→ WORK INSTRUCTIONS
Find each line containing the string "François". Copy it.

Dataset excerpt
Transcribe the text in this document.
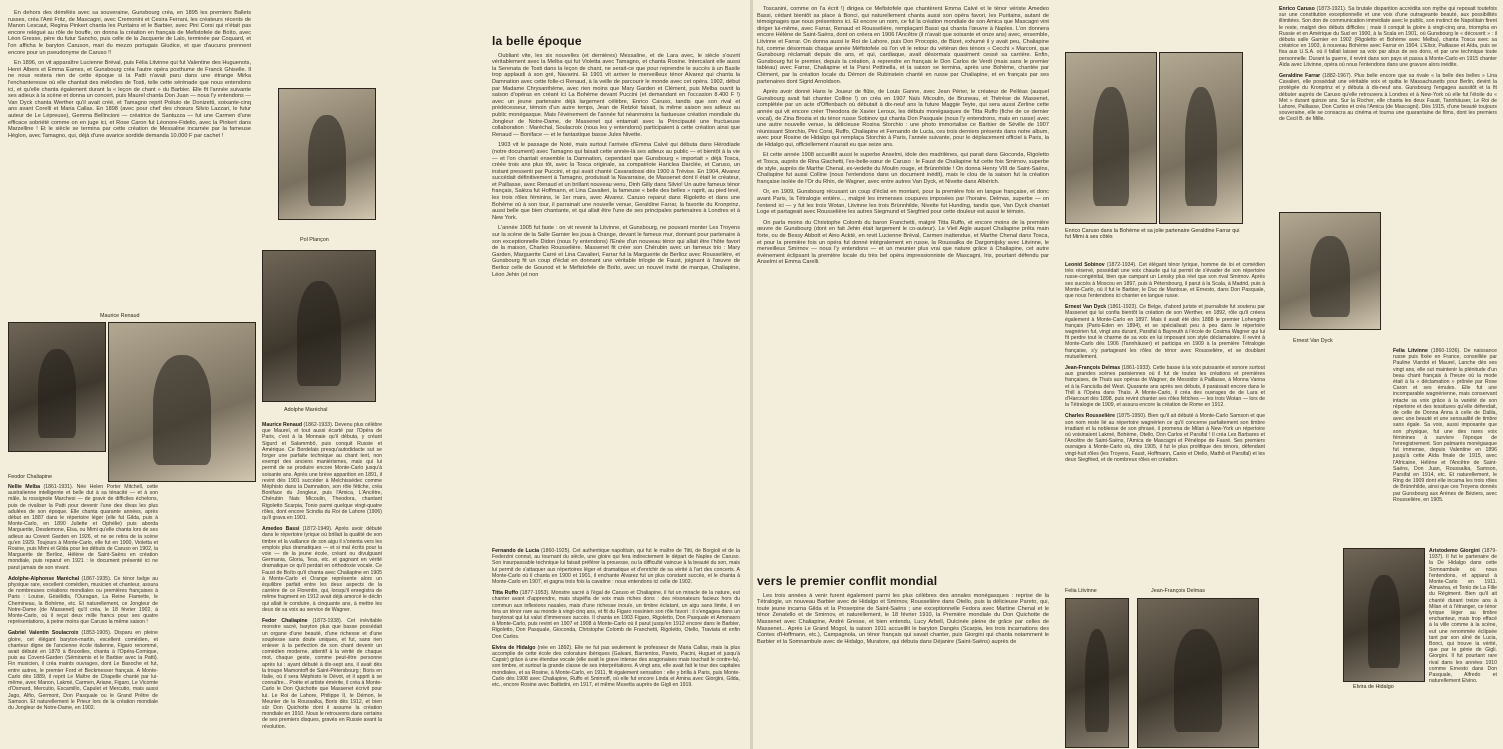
En dehors des démêlés avec sa souveraine, Gunsbourg créa, en 1895 les premiers Ballets russes, créa l'Ami Fritz, de Mascagni, avec Cremonini et Cesira Ferrani, les créateurs récents de Manon Lescaut, Regina Pinkert chanta les Puritains et le Barbier, avec Pini Corsi qui n'était pas encore relégué au rôle de bouffe, on donna la création en français de Mefistofele de Boïto, avec Léon Gresse, père du futur Sancho, puis celle de la Jacquerie de Lalo, terminée par Coquard, et l'on afficha le baryton Caruson, mari du mezzo portugais Giudice, et que d'aucuns prennent encore pour un pseudonyme de Caruso !!

En 1896, on vit apparaître Lucienne Bréval, puis Félia Litvinne qui fut Valentine des Huguenots, Henri Albers et Emma Eames, et Gunsbourg créa l'autre opéra posthume de Franck Ghiselle. Il ne nous restera rien de cette époque si la Patti n'avait paru dans une étrange Mirka l'enchanteresse où elle chantait des mélodies de Tosti, telle cette sérénade que nous entendons ici, et qu'elle chanta également durant la « leçon de chant » du Barbier. Elle fit l'année suivante ses adieux à la scène et donna un concert, puis Maurel chanta Don Juan — nous l'y entendons — Van Dyck chanta Werther qu'il avait créé, et Tamagno reprit Poliuto de Donizetti, soixante-cinq ans avant Corelli et Maria Callas. En 1898 (avec pour chef des chœurs Silvio Lazzari, le futur auteur de Le Lépreuse), Gemma Bellincioni — créatrice de Santuzza — fut une Carmen d'une efficace sobriété comme on en juge ici, et Rose Caron fut Léonore-Fidelio, avec la Pinkert dans Marzelline ! Et le siècle se termina par cette création de Messaline incarnée par la fameuse Héglon, avec Tamagno, qui, déjà d'une avarice sordide demanda 10.000 F par cachet !

Maurice Renaud
Feodor Chaliapine
Nellie Melba (1861-1931). Née Helen Porter Mitchell, cette australienne intelligente et belle dut à sa ténacité — et à son mâle, la rossignole Marchesi — de gravir de difficiles échelons, puis de rivaliser la Patti pour devenir l'une des divas les plus adulées de son époque. Elle chanta quarante années, après début en 1887 dans le répertoire léger (elle fut Gilda, puis à Monte-Carlo, en 1890 Juliette et Ophélie) puis aborda Marguerite, Desdemone, Elsa, ou Mimi qu'elle chanta lors de ses adieux au Covent Garden en 1926, et ne se retira de la scène qu'en 1929. Toujours à Monte-Carlo, elle fut en 1900, Violetta et Rosine, puis Mimi et Gilda pour les débuts de Caruso en 1902, la Marguerite de Berlioz, Hélène de Saint-Saëns en création mondiale, puis reparut en 1921 : le document présenté ici ne parut jamais de son vivant.
Adolphe-Alphonse Maréchal (1867-1935). Ce ténor belge au physique rare, excellent comédien, musicien et chanteur, assura de nombreuses créations mondiales ou premières françaises à Paris : Louise, Grisélidis, l'Ouragan, La Reine Fiamette, le Chemineau, la Bohème, etc. Et naturellement, ce Jongleur de Notre-Dame (de Massenet) qu'il créa, le 18 février 1902, à Monte-Carlo, où il reçut deux mille francs pour ses quatre représentations, à peine moins que Caruso la même saison !
Gabriel Valentin Soulacroix (1853-1905). Disparu en pleine gloire, cet élégant baryton-martin, excellent comédien, et chanteur digne de l'ancienne école italienne, Figaro renommé, avait débuté en 1878 à Bruxelles, chanta à l'Opéra-Comique, puis au Covent-Garden (Sémiramis et le Barbier avec la Patti). Fin musicien, il créa maints ouvrages, dont Le Basoche et fut, entre autres, le premier Ford et Beckmesser français. A Monte-Carlo dès 1889, il reprit Le Maître de Chapelle chanté par lui-même, avec Manon, Lakmé, Carmen, Ariane, Figaro, Le Vicomte d'Osmard, Mercutio, Escamillo, Capulet et Mercutio, mais aussi Jago, Alfio, Germont, Don Pasquale ou le Grand Prêtre de Samson. Et naturellement le Prieur lors de la création mondiale du Jongleur de Notre-Dame, en 1902.
Pol Plançon
Adolphe Maréchal
Maurice Renaud (1862-1933). Devenu plus célèbre que Maurel, et tout aussi écarté par l'Opéra de Paris, c'est à la Monnaie qu'il débuta, y créant Sigurd et Salammbô, puis conquit Russie et Amérique. Ce Bordelais presqu'autodidacte sut se forger une parfaite technique au chant lent, non exempt des anciens maniérismes, mais qui lui permit de se produire encore Monte-Carlo jusqu'à soixante ans. Après une brève apparition en 1891, il revint dès 1901 succéder à Melchissédec comme Méphisto dans la Damnation, son rôle fétiche, créa Boniface du Jongleur, puis l'Amica, L'Ancêtre, Chérubin Nais Micoulin, Theodora, chantant Rigoletto Scarpia, Tonio parmi quelque vingt-quatre rôles, dont encore Scindia du Roi de Lahore (1906) qu'il grava en 1901.
Amedeo Bassi (1872-1949). Après avoir débuté dans le répertoire lyrique où brillait la qualité de son timbre et la vaillance de son aigu il s'orienta vers les emplois plus dramatiques — et si mal écrits pour la voix — de la jeune école, créant ou divulguant Germania, Gloria, Tess, etc. et gagnant en vérité dramatique ce qu'il perdait en orthodoxie vocale. Ce Faust de Boïto qu'il chanta avec Chaliapine en 1905 à Monte-Carlo et Orange représente alors un équilibre parfait entre les deux aspects de la carrière de ce Florentin, qui, lorsqu'il enregistra de même fragment en 1912 avait déjà amorcé le déclin qui allait le conduire, à cinquante ans, à mettre les deux de sa voix au service de Wagner.
Fedor Chaliapine (1873-1938). Cet inévitable monstre sacré, baryton plus que basse possédait un organe d'une beauté, d'une richesse et d'une souplesse sans doute uniques, et fut, sans rien enlever à la perfection de son chant devenir un comédien moderne, attentif à la vérité de chaque mot, chaque geste, comme peut-être personne après lui : ayant débuté à dix-sept ans, il avait dès la troupe Mamontoff de Saint-Pétersbourg ; Boris en Italie, où il sera Méphisto le Dévot, et il apprit à se connaître... Poète et artiste émérite, il créa à Monte-Carlo le Don Quichotte que Massenet écrivit pour lui. Le Roi de Lahore, Philippe II, le Démon, le Meunier de la Roussalka, Boris dès 1912, et bien sûr Don Quichotte dont il assume la création mondiale en 1910. Nous le retrouvons dans certains de ses premiers disques, gravés en Russie avant la révolution.
la belle époque

Oubliant vite, les six nouvelles (et dernières) Messaline, et de Lara avec, le siècle s'ouvrit véritablement avec la Melba qui fut Violetta avec Tamagno, et chanta Rosine. Intercalant elle aussi la Serenata de Tosti dans la leçon de chant, ne serait-ce que pour reprendre le succès à un Basile trop applaudi à son gré, Navarini. Et 1901 vit arriver le merveilleux ténor Alvarez qui chanta la Damnation avec cette folle-ci Renaud, à la veille de parcourir le monde avec cet opéra. 1902, début par Madame Chrysanthème, avec rien moins que Mary Garden et Clément, puis Melba ouvrit la saison d'opéras en créant ici La Bohème devant Puccini (et demandant en l'occasion 8.400 F !) avec un jeune partenaire déjà largement célèbre, Enrico Caruso, tandis que son rival et prédécesseur, témoin d'un autre temps, Jean de Retzké faisait, la même saison ses adieux au public monégasque. Mais l'événement de l'année fut néanmoins la fastueuse création mondiale du Jongleur de Notre-Dame, de Massenet qui entamait avec la Principauté une fructueuse collaboration : Maréchal, Soulacroix (nous les y entendons) participaient à cette création ainsi que Renaud — Boniface — et le fantastique basse Jules Nivette.

1903 vit le passage de Noté, mais surtout l'arrivée d'Emma Calvé qui débuta dans Hérodiade (notre document) avec Tamagno qui faisait cette année-là ses adieux au public — et bientôt à la vie — et l'on chantait ensemble la Damnation, cependant que Gunsbourg « importait » déjà Tosca, créée trois ans plus tôt, avec la Tosca originale, sa compatriote Hariclea Darclée, et Caruso, un instant pressenti par Puccini, et qui avait chanté Cavaradossi dès 1900 à Trévise. En 1904, Alvarez succédait définitivement à Tamagno, produisait la Navarraise, de Massenet dont il était le créateur, et Paillasse, avec Renaud et un brillant nouveau venu, Dinh Gilly dans Silvio! Un autre fameux ténor français, Saléza fut Hoffmann, et Lina Cavalieri, la fameuse « belle des belles » raprit, au pied levé, les trois rôles féminins, le 1er mars, avec Alvarez. Caruso reparut dans Rigoletto et dans une Bohème où à son tour, il parrainait une nouvelle venue, Geraldine Farrar, la favorite du Kronprinz, aussi belle que bien chantante, et qui allait être l'une de ses principales partenaires à Londres et à New York.

L'année 1905 fut faste : on vit revenir la Litvinne, et Gunsbourg, ne pouvant monter Les Troyens sur la scène de la Salle Garnier les joua à Orange, devant le fameux mur, donnant pour partenaire à son exceptionnelle Didon (nous l'y entendons) l'Enée d'un nouveau ténor qui allait être l'hôte favori de la maison, Charles Rousselière. Massenet fit créer son Chérubin avec un fameux trio : Mary Garden, Marguerite Carré et Lina Cavalieri, Farrar fut la Marguerite de Berlioz avec Rousselière, et Gunsbourg fit un coup d'éclat en donnant une véritable trilogie de Faust, joignant à l'œuvre de Berlioz celle de Gounod et le Mefistofele de Boïto, avec un nouvel invité de marque, Chaliapine, Léon Jehin (et non

Fernando de Lucia (1860-1925). Cet authentique napolitain, qui fut le maître de Titti, de Borgioli et de la Federzini connut, au tournant du siècle, une gloire qui fera indirectement le départ de Naples de Caruso. Son insurpassable technique lui faisait préférer la prouesse, ou la difficulté vaincue à la beauté du son, mais lui permit de s'attaquer aux répertoires léger et dramatique et d'enrichir de sa vérité à l'art des concerts. A Monte-Carlo où il chanta en 1900 et 1901, il enchante Alvarez fut un plus constant succès, et le chanta à Monte-Carlo en 1907, et gagna trois fois la cavatine : nous entendons ici celle de 1902.
Titta Ruffo (1877-1953). Monstre sacré à l'égal de Caruso et Chaliapine, il fut un miracle de la nature, eut chanter avant d'apprendre, mais stupéfia de voix mais riches dons : des résonateurs facieux hors du commun aux inflexions nasales, mais d'une richesse inouïe, un timbre éclatant, un aigu sans limite, il en fera un ténor rare au monde à vingt-cinq ans, et fit du Figaro rossinien son rôle favori : il s'engagea dans un barytonat qui lui valut d'immenses succès. Il chanta en 1903 Figaro, Rigoletto, Don Pasquale et Amonasro à Monte-Carlo, puis revint en 1907 et 1908 à Monte-Carlo où il parut jusqu'en 1912 encore dans le Barbier, Rigoletto, Don Pasquale, Gioconda, Christophe Colomb de Franchetti, Rigoletto, Otello, Traviata et enfin Don Carlos.
Elvira de Hidalgo (née en 1892). Elle ne fut pas seulement le professeur de Maria Callas, mais la plus accomplie de cette école des colorature ibériques (Galvani, Barrientos, Pareto, Pacini, Huguet et jusqu'à Capsir) grâce à une étendue vocale (elle avait le grave intense des aragonaises mais touchait le contre-fa), son timbre, et surtout la grande classe de ses interprétations. A vingt ans, elle avait fait le tour des capitales mondiales, et sa Rosine, à Monte-Carlo, en 1911, fit également sensation : elle y brilla à Paris, puis Monte-Carlo dès 1908 avec Chaliapine, Ruffo et Smirnoff, où elle fut encore Linda et Amina avec Giorgini, Gilda, etc., encore Rosine avec Battistini, en 1917, et même Musetta auprès de Gigli en 1919.

Toscanini, comme on l'a écrit !) dirigea ce Mefistofele que chantèrent Emma Calvé et le ténor vériste Amedeo Bassi, cédant bientôt sa place à Bonci, qui naturellement chanta aussi son opéra favori, les Puritains, autant de témoignages que nous présentons ici. Et encore un nom, ce fut la création mondiale de son Amica que Mascagni vint diriger lui-même, avec Farrar, Renaud et Rousselière, remplaçant Bassi qui chanta l'œuvre à Naples. L'on donnera encore Hélène de Saint-Saëns, dont on créera en 1906 l'Ancêtre (il n'avait que soixante et onze ans) avec, ensemble, Litvinne et Farrar. On donna aussi le Roi de Lahore, puis Don Procopio, de Bizet, exhumé il y avait peu, Chaliapine fut, comme désormais chaque année Méfistofele où l'on vit le retour du vétéran des ténors « Cecchi » Marconi, que Gunsbourg réclamait depuis dix ans, et qui, cardiaque, avait désormais quasiment cessé sa carrière. Enfin, Gunsbourg fut le premier, depuis la création, à reprendre en français le Don Carlos de Verdi (mais sans le premier tableau) avec Farrar, Chaliapine et la Parsi Pettinella, et la saison se termina, après une Bohème, chantée par Clément, par la création locale du Démon de Rubinstein chanté en russe par Chaliapine, et en français par ses partenaires dont Sigrid Arnoldson.

Après avoir donné Hans le Joueur de flûte, de Louis Ganne, avec Jean Périer, le créateur de Pelléas (auquel Gunsbourg avait fait chanter Colline !) on créa en 1907 Naïs Micoulin, de Bruneau, et Thérèse de Massenet, complétée par un acte d'Offenbach où débutait à dix-neuf ans la future Maggie Teyte, qui sera aussi Zerline cette année qui vit encore créer Theodora de Xavier Leroux, les débuts monégasques de Titta Ruffo (fiche de ce dernier vocal), de Zina Brozia et du ténor russe Sobinov qui chanta Don Pasquale (nous l'y entendrons, mais en russe) avec une autre nouvelle venue, la délicieuse Rosina Storchio : une photo immortalise ce Barbier de Séville de 1907 réunissant Storchio, Pini Corsi, Ruffo, Chaliapine et Fernando de Lucia, ces trois derniers présents dans notre album, avec pour Rosine de Hidalgo qui remplaça Storchio à Paris, l'année suivante, pour le déplacement officiel à Paris, la de Hidalgo qui, officiellement n'aurait eu que seize ans.

Et cette année 1908 accueillit aussi le superbe Anselmi, idole des madrilènes, qui parait dans Gioconda, Rigoletto et Tosca, auprès de Rina Giachetti, l'ex-belle-sœur de Caruso : le Faust de Chaliapine fut cette fois Smirnov, superbe de style, auprès de Marthe Chenal, ex-vedette du Moulin rouge, et Brünnhilde ! On donna Henry VIII de Saint-Saëns, Chaliapine fut aussi Colline (nous l'entendons dans un document inédit), mais le clou de la saison fut la création française isolée de l'Or du Rhin, de Wagner, avec entre autres Van Dyck, et Nivette dans Albérich.

Or, en 1909, Gunsbourg récusant un coup d'éclat en montant, pour la première fois en langue française, et donc avant Paris, la Tétralogie entière..., malgré les immenses coupures imposées par l'horaire. Delmas, superbe — on l'entend ici — y fut les trois Wotan, Litvinne les trois Brünnhilde, Nivette fut Hunding, tandis que, Van Dyck chantait Loge et partageait avec Rousselière les autres Siegmund et Siegfried pour cette douleur est aussi le témoin.

On parla moins du Christophe Colomb du baron Franchetti, malgré Titta Ruffo, et encore moins de la première œuvre de Gunsbourg (dont en fait Jehin était largement le co-auteur). Le Vieil Aigle auquel Chaliapine prêta main forte, ou de Bessy Abbott et Aino Ackté, en revit Lucienne Bréval, Carmen inattendue, et Marthe Chenal dans Tosca, et pour la première fois un opéra fut donné intégralement en russe, la Roussalka de Dargomijsky avec Litvinne, le merveilleux Smirnov — nous l'y entendons — et un meunier plus vrai que nature grâce à Chaliapine, cet autre événement éclipsant la première locale du très bel opéra impressionniste de Mascagni, Iris, pourtant défendu par Anselmi et Emma Carelli.

vers le premier conflit mondial

Les trois années à venir furent également parmi les plus célèbres des annales monégasques : reprise de la Tétralogie, un nouveau Barbier avec de Hidalgo et Smirnov, Rousselière dans Otello, puis la délicieuse Pareto, qui, toute jeune incarna Gilda et la Proserpine de Saint-Saëns ; une exceptionnelle Fedora avec Martine Chenal et le ténor Zenatello et de Smirnov, et naturellement, le 18 février 1910, la Première mondiale du Don Quichotte de Massenet avec Chaliapine, André Gresse, et bien entendu, Lucy Arbell, Dulcinée pleine de grâce par celles de Massenet... Après Le Grand Mogol, la saison 1911 accueillit le baryton Dangès (Scarpia, les trois incarnations des Contes d'Hoffmann, etc.), Campagnola, un ténor français qui savait chanter, puis Giorgini qui chanta notamment le Barbier et la Somnambule avec de Hidalgo, Muratore, qui débuta dans Déjanire (Saint-Saëns) auprès de

Enrico Caruso dans la Bohème et sa jolie partenaire Geraldine Farrar qui fut Mimi à ses côtés
Leonid Sobinov (1872-1934). Cet élégant ténor lyrique, homme de loi et comédien très réservé, possédait une voix chaude qui lui permit de s'évader de son répertoire russe-congénital, bien que campant un Lensky plus réel que son rival Smirnov. Après ses succès à Moscou en 1897, puis à Pétersbourg, il parut à la Scala, à Madrid, puis à Monte-Carlo, où il fut le Barbier, le Duc de Mantoue, et Ernesto, dans Don Pasquale, que nous l'entendons ici chanter en langue russe.
Ernest Van Dyck (1861-1923). Ce Belge, d'abord juriste et journaliste fut soutenu par Massenet qui lui confia bientôt la création de son Werther, en 1892, rôle qu'il créera également à Monte-Carlo en 1897. Mais il avait été dès 1888 le premier Lohengrin français (Paris-Eden en 1894), et se spécialisait peu à peu dans le répertoire wagnérien fut, vingt ans durant, Parsifal à Bayreuth à l'école de Cosima Wagner qui lui fit perdre tout le charme de sa voix en lui imposant son style déclamatoire. Il revint à Monte-Carlo dès 1906 (Tannhäuser) et participa en 1909 à la première Tétralogie française, s'y partageant les rôles de ténor avec Rousselière, et se doublant mutuellement.
Jean-François Delmas (1861-1933). Cette basse à la voix puissante et sonore surtout aux grandes scènes parisiennes où il fut de toutes les créations et premières françaises, de Thaïs aux opéras de Wagner, de Messidor à Paillasse, à Monna Vanna et à la Fanciulla del West. Quarante ans après ses débuts, il paraissait encore dans le Thill à l'Opéra dans Thaïs. À Monte-Carlo, il créa des ouvrages de de Lara et d'Harcourt dès 1898, puis revint chanter ses rôles fétiches — les trois Wotan — lors de la Tétralogie de 1909, et assura encore la création de Rome en 1912.
Charles Rousselière (1875-1950). Bien qu'il ait débuté à Monte-Carlo Samson et que son nom reste lié au répertoire wagnérien ce qu'il concerne parfaitement son timbre irradiant et la noblesse de son phrasé, il promena de Milan à New-York un répertoire où voisinaient Lakmé, Bohème, Otello, Don Carlos et Parsifal ! Il créa Les Barbares et l'Ancêtre de Saint-Saëns, l'Amica de Mascagni et Pénélope de Fauré. Ses premiers ouvrages à Monte-Carlo où, dès 1905, il fut le plus prolifique des ténors, défendant vingt-huit rôles (les Troyens, Faust, Hoffmann, Canio et Otello, Mathô et Parsifal) et les deux Siegfried, et de nombreux rôles en création.
Felia Litvinne	Jean-François Delmas
Ernest Van Dyck
Elvira de Hidalgo
Enrico Caruso (1873-1921). Sa brutale disparition accrédita son mythe qui reposait toutefois sur une constitution exceptionnelle et une voix d'une outrageante beauté, aux possibilités illimitées. Son don de communication immédiate avec le public, son instinct de Napolitain firent le reste, malgré des débuts difficiles ; mais il conquit la gloire à vingt-cinq ans, triompha en Russie et en Amérique du Sud en 1900, à la Scala en 1901, où Gunsbourg le « découvrit » : il débuta salle Garnier en 1902 (Rigoletto et Bohème avec Melba), chanta Tosca avec sa créatrice en 1903, à nouveau Bohème avec Farrar en 1904. L'Elisir, Paillasse et Aïda, puis se fixa aux U.S.A. où il fallait laisser sa voix par abus de ses dons, et par une technique toute personnelle. Durant la guerre, il revint dans son pays et passa à Monte-Carlo en 1915 chanter Aïda avec Litvinne, opéra où nous l'entendons dans une gravure alors inédite.
Geraldine Farrar (1882-1967). Plus belle encore que sa rivale « la belle des belles » Lina Cavalieri, elle possédait une véritable voix et quitta le Massachusetts pour Berlin, devint la protégée du Kronprinz et y débuta à dix-neuf ans. Gunsbourg l'engagea aussitôt et la fit débuter auprès de Caruso qu'elle retrouvera à Londres et à New-York où elle fut l'étoile du « Met » durant quinze ans. Sur la Rocher, elle chanta les deux Faust, Tannhäuser, Le Roi de Lahore, Paillasse, Don Carlos et créa l'Amica (de Mascagni). Dès 1915, d'une beauté toujours souveraine, elle se consacra au cinéma et tourna une quarantaine de films, dont les premiers de Cecil B. de Mille.
Felia Litvinne (1860-1936). De naissance russe puis fixée en France, conseillée par Pauline Viardot et Maurel, Lanche dès ses vingt ans, elle sut maintenir la plénitude d'un beau chant français à l'heure où la mode était à la « déclamation » prônée par Rose Caron et ses émules. Elle fut une incomparable wagnérienne, mais conservant intacte sa voix grâce à la variété de son répertoire et des tessitures qu'elle défendait, de celle de Donna Anna à celle de Dalila, avec une beauté et une sensualité de timbre sans égale. Sa voix, aussi imposante que son physique, fut une des rares voix féminines à survivre l'époque de l'enregistrement. Son palmarès monégasque fut immense, depuis Valentine en 1896 jusqu'à cette Aïda finale de 1915, avec l'Africaine, Hélène et l'Ancêtre de Saint-Saëns, Don Juan, Roussalka, Samson, Parsifal en 1914, etc. Et naturellement, le Ring de 1909 dont elle incarna les trois rôles de Brünnhilde, ainsi que ces Troyens donnés par Gunsbourg aux Arènes de Béziers, avec Rousselière, en 1905.
Aristodemo Giorgini (1879-1937). Il fut le partenaire de la De Hidalgo dans cette Somnambule où nous l'entendons, et apparut à Monte-Carlo en 1911. Almaviva, et Tonio de La Fille du Régiment. Bien qu'il ait chanté durant treize ans à Milan et à l'étranger, ce ténor lyrique léger au timbre enchanteur, mais trop effacé à la ville comme à la scène, eut une renommée éclipsée tant par son aîné de Lucia, Bonci, qui trouve la vérité, que par le génie de Gigli. Giorgini. Il fut pourtant rare rival dans les années 1910 comme Ernesto dans Don Pasquale, Alfredo et naturellement Elvino.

→ WORKED ANSWER
Jean-François Delmas (1861-1933). Cette basse à la voix puissante et sonore surtout aux grandes scènes parisiennes où il fut de toutes les créations et premières françaises, de Thaïs aux opéras de Wagner, de Messidor à Paillasse, à Monna Vanna et à la Fanciulla del West. Quarante ans après ses débuts, il paraissait encore dans le Thill à l'Opéra dans Thaïs. À Monte-Carlo, il créa des ouvrages de de Lara et d'Harcourt dès 1898, puis revint chanter ses rôles fétiches — les trois Wotan — lors de la Tétralogie de 1909, et assura encore la création de Rome en 1912.
Felia Litvinne	Jean-François Delmas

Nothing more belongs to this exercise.